* [WORK TO COMPLETE]: Work out how many lines hold the string "Bottom". Give that number and nothing more.

[Stored records]
= = =

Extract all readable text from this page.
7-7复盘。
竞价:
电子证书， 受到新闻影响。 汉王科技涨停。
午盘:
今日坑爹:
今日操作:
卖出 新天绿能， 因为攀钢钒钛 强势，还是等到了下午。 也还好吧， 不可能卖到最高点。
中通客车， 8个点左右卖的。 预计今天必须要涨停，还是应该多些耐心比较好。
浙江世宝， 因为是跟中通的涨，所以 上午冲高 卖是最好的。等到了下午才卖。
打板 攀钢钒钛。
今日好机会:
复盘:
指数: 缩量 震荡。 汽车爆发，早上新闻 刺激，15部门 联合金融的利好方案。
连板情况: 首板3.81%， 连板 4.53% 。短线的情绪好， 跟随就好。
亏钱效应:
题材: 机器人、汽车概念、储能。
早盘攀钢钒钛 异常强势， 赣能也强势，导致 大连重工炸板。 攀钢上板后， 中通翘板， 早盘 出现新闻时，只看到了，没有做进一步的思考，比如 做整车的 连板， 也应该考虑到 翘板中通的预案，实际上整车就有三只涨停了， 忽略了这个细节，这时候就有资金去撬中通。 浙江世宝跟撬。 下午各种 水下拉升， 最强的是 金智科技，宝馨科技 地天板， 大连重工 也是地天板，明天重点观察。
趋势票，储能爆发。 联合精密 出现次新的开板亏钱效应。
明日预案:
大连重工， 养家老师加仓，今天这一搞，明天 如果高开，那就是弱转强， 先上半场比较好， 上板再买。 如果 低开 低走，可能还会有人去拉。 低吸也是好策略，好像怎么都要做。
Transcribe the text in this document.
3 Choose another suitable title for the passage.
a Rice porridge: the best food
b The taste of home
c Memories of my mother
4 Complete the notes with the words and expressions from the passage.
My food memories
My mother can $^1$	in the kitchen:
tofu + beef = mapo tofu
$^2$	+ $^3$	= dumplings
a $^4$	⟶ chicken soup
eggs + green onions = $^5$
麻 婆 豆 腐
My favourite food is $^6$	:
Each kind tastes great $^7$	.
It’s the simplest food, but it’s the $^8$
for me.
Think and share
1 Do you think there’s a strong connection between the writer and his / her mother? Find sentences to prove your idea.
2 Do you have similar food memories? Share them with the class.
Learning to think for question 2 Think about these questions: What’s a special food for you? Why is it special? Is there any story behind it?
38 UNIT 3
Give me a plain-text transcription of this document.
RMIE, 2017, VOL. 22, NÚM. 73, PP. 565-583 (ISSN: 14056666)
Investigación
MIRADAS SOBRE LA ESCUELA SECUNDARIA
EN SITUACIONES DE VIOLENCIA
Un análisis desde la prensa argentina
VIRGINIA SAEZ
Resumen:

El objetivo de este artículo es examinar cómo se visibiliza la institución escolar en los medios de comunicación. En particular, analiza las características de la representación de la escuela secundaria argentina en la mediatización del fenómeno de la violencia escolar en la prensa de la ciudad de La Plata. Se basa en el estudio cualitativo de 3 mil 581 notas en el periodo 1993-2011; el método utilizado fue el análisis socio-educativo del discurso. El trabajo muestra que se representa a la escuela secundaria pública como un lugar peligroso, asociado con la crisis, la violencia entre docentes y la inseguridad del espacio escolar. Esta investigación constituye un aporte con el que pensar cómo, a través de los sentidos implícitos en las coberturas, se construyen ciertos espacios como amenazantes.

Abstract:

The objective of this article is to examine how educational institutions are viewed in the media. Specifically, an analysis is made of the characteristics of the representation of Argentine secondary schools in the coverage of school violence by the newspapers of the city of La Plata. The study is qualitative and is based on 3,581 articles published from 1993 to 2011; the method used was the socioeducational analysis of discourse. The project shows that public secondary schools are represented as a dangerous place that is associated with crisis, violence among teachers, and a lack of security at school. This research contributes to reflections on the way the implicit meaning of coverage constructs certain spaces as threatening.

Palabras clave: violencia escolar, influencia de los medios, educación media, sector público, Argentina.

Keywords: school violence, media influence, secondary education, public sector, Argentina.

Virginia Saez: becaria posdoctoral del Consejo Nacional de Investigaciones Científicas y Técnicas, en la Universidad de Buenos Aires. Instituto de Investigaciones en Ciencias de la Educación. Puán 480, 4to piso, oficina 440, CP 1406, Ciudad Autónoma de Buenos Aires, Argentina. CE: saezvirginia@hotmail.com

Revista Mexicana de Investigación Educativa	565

= = =

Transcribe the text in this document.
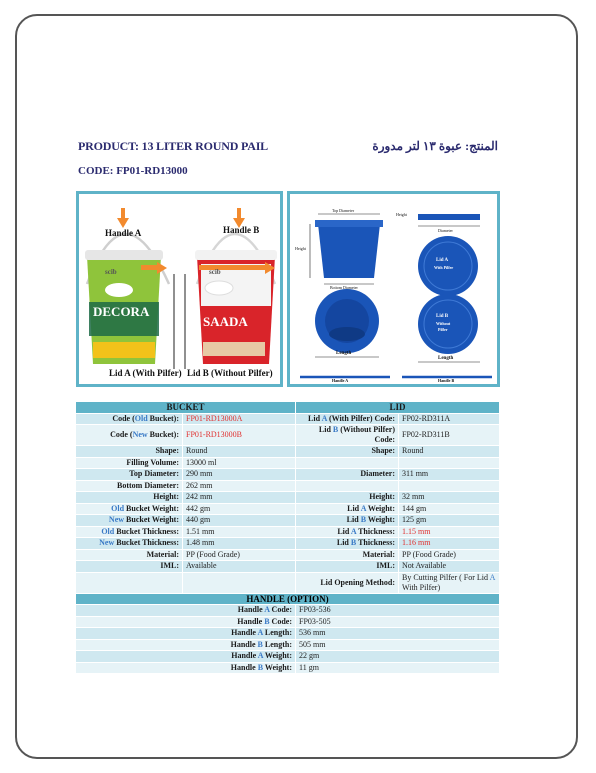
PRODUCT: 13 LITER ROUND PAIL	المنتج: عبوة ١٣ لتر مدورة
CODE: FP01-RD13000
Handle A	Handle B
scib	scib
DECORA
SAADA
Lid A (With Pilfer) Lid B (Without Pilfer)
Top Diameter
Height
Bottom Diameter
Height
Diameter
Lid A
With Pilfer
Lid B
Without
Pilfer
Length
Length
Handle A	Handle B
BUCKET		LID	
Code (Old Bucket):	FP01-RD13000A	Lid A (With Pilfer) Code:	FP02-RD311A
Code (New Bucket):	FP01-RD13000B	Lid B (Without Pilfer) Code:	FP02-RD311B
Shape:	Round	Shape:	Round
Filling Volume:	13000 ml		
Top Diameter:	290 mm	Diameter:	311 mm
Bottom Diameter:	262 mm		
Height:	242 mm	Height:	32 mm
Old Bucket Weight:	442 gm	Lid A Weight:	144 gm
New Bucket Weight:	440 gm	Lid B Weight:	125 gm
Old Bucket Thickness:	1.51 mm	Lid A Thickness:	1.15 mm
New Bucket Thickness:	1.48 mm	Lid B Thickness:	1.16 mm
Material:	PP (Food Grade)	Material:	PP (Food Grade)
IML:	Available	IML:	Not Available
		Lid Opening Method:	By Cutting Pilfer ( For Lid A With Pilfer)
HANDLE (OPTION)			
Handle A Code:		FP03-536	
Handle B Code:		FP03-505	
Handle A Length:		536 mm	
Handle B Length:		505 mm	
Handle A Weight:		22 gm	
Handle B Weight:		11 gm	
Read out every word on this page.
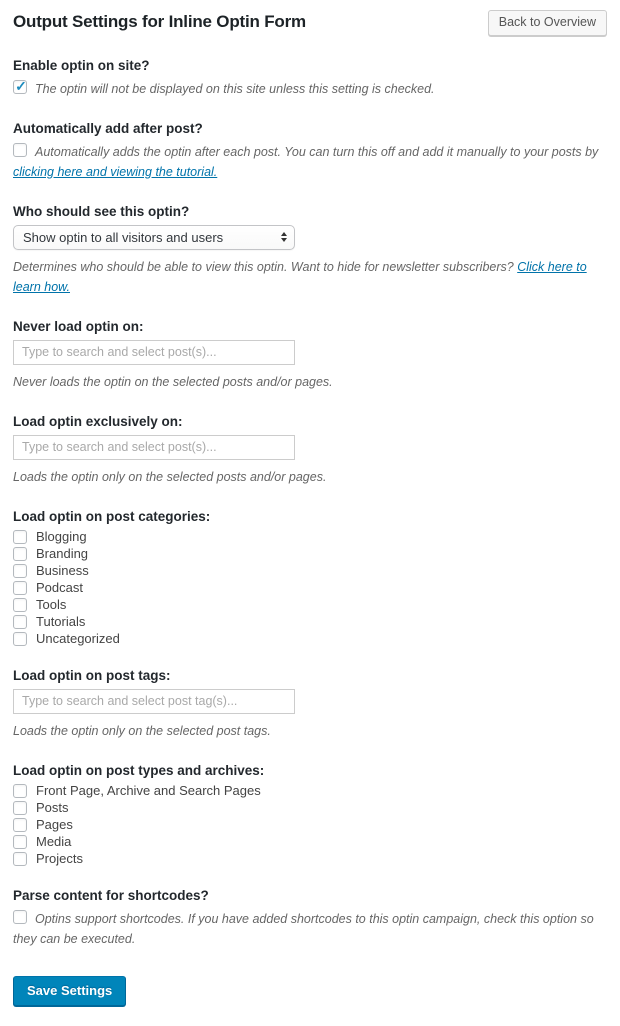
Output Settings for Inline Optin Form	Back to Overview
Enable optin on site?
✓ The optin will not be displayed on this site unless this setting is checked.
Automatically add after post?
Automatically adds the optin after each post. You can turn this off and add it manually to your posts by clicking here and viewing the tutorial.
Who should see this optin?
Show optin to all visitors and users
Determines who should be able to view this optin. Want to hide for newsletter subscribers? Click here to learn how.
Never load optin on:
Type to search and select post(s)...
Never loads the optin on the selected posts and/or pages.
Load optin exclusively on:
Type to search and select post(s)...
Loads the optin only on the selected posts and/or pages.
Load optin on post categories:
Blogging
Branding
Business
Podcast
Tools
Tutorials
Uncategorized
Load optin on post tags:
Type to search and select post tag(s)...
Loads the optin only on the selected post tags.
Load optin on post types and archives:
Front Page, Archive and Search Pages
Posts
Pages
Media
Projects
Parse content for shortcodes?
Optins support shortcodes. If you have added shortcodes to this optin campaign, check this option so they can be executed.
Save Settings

= = =

* [WRITTEN REPLY]: 2